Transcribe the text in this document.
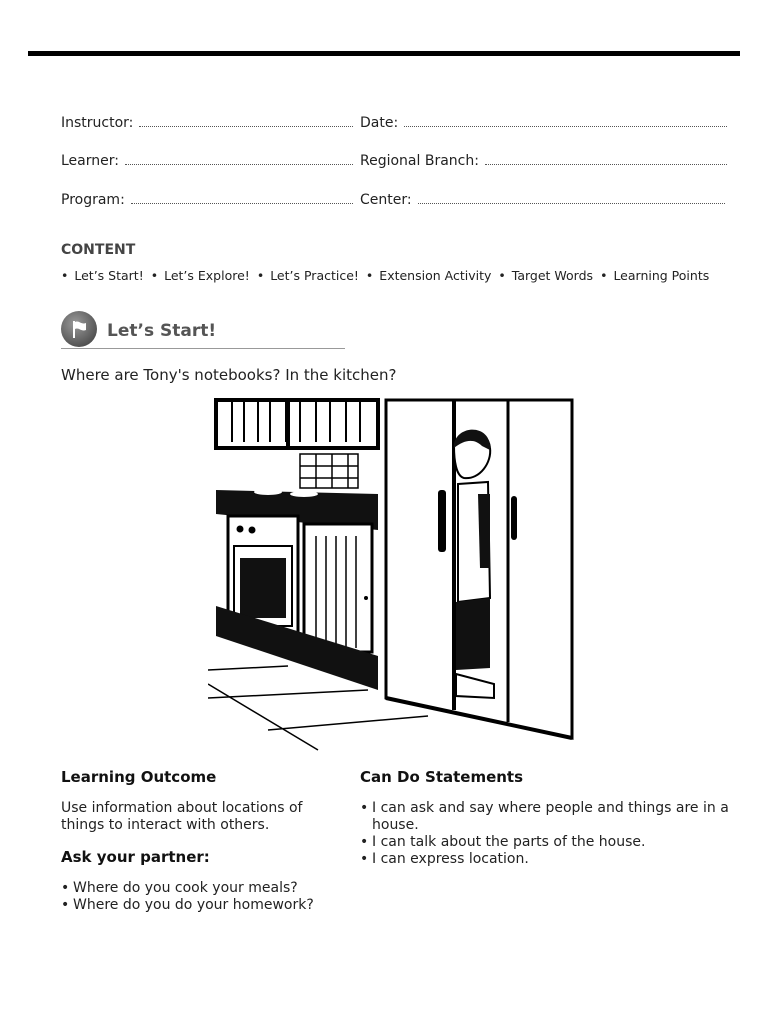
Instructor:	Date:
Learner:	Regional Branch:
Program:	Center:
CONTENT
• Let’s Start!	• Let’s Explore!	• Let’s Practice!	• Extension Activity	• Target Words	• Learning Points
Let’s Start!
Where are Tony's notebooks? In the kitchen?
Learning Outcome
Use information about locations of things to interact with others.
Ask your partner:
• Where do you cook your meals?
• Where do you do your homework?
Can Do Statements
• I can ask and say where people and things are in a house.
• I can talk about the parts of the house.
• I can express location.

==*==

## Exercise goal:
The entries above are to be returned exactly, without their pictures.

## Exercise answer:
Transcribe the text in this document.
Instructor:	Date:
Learner:	Regional Branch:
Program:	Center:
CONTENT
• Let’s Start!	• Let’s Explore!	• Let’s Practice!	• Extension Activity	• Target Words	• Learning Points
Let’s Start!
Where are Tony's notebooks? In the kitchen?
Learning Outcome
Use information about locations of things to interact with others.
Ask your partner:
• Where do you cook your meals?
• Where do you do your homework?
Can Do Statements
• I can ask and say where people and things are in a house.
• I can talk about the parts of the house.
• I can express location.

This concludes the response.